**Request**
The entries below should be transcribed in their entirety, exactly as written.
>> BEGIN
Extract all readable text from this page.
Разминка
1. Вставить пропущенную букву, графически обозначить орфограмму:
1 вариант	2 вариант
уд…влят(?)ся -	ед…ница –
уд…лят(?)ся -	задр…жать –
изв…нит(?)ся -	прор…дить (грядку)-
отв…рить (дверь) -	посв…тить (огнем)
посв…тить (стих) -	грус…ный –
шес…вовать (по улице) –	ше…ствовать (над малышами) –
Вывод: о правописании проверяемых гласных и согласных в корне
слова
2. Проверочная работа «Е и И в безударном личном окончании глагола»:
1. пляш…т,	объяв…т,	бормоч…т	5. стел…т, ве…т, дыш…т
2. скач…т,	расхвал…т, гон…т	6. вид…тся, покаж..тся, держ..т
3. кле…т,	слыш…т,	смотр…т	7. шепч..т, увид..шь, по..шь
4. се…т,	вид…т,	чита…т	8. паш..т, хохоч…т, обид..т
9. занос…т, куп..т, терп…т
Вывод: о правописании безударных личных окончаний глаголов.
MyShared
>> END
**Final result**
Extract all readable text from this page.
Разминка
1. Вставить пропущенную букву, графически обозначить орфограмму:
1 вариант	2 вариант
уд…влят(?)ся -	ед…ница –
уд…лят(?)ся -	задр…жать –
изв…нит(?)ся -	прор…дить (грядку)-
отв…рить (дверь) -	посв…тить (огнем)
посв…тить (стих) -	грус…ный –
шес…вовать (по улице) –	ше…ствовать (над малышами) –
Вывод: о правописании проверяемых гласных и согласных в корне
слова
2. Проверочная работа «Е и И в безударном личном окончании глагола»:
1. пляш…т,	объяв…т,	бормоч…т	5. стел…т, ве…т, дыш…т
2. скач…т,	расхвал…т, гон…т	6. вид…тся, покаж..тся, держ..т
3. кле…т,	слыш…т,	смотр…т	7. шепч..т, увид..шь, по..шь
4. се…т,	вид…т,	чита…т	8. паш..т, хохоч…т, обид..т
9. занос…т, куп..т, терп…т
Вывод: о правописании безударных личных окончаний глаголов.
MyShared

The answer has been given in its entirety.